> **TASK DESCRIPTION**
In the data that follows, find the line containing "Extract all the data from this chart as JSON."; then quote that line and every line after it, exactly, through the last one.

[Records from a collection of figures]
________

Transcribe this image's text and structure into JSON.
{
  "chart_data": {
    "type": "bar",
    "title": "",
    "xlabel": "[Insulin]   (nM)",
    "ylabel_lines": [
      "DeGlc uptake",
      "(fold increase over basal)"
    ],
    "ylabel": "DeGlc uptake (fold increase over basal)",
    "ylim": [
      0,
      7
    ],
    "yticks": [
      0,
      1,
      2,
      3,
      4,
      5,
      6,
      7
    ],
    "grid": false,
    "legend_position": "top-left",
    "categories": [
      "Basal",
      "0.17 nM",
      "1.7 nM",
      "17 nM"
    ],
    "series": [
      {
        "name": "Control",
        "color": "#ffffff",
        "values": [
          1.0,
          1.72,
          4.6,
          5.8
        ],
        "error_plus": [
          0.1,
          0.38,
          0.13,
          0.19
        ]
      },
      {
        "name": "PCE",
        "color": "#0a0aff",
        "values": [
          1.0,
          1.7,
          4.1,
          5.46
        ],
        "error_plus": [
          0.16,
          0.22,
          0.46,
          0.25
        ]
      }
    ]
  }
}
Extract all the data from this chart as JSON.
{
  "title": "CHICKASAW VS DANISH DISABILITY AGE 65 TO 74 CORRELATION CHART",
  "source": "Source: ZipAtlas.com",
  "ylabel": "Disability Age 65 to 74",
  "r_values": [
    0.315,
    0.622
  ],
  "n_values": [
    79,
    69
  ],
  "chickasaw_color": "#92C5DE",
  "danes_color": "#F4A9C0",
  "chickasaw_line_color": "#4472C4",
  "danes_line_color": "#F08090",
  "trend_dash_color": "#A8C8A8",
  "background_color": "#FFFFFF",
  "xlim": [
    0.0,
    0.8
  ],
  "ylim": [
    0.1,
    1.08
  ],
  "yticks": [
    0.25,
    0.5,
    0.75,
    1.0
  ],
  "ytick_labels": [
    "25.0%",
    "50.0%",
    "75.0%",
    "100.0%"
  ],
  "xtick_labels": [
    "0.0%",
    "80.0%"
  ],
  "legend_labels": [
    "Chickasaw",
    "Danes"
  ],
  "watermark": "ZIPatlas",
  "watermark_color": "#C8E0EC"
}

________

> **WRITTEN RESPONSE**
Extract all the data from this chart as JSON.
{
  "title": "CHICKASAW VS DANISH DISABILITY AGE 65 TO 74 CORRELATION CHART",
  "source": "Source: ZipAtlas.com",
  "ylabel": "Disability Age 65 to 74",
  "r_values": [
    0.315,
    0.622
  ],
  "n_values": [
    79,
    69
  ],
  "chickasaw_color": "#92C5DE",
  "danes_color": "#F4A9C0",
  "chickasaw_line_color": "#4472C4",
  "danes_line_color": "#F08090",
  "trend_dash_color": "#A8C8A8",
  "background_color": "#FFFFFF",
  "xlim": [
    0.0,
    0.8
  ],
  "ylim": [
    0.1,
    1.08
  ],
  "yticks": [
    0.25,
    0.5,
    0.75,
    1.0
  ],
  "ytick_labels": [
    "25.0%",
    "50.0%",
    "75.0%",
    "100.0%"
  ],
  "xtick_labels": [
    "0.0%",
    "80.0%"
  ],
  "legend_labels": [
    "Chickasaw",
    "Danes"
  ],
  "watermark": "ZIPatlas",
  "watermark_color": "#C8E0EC"
}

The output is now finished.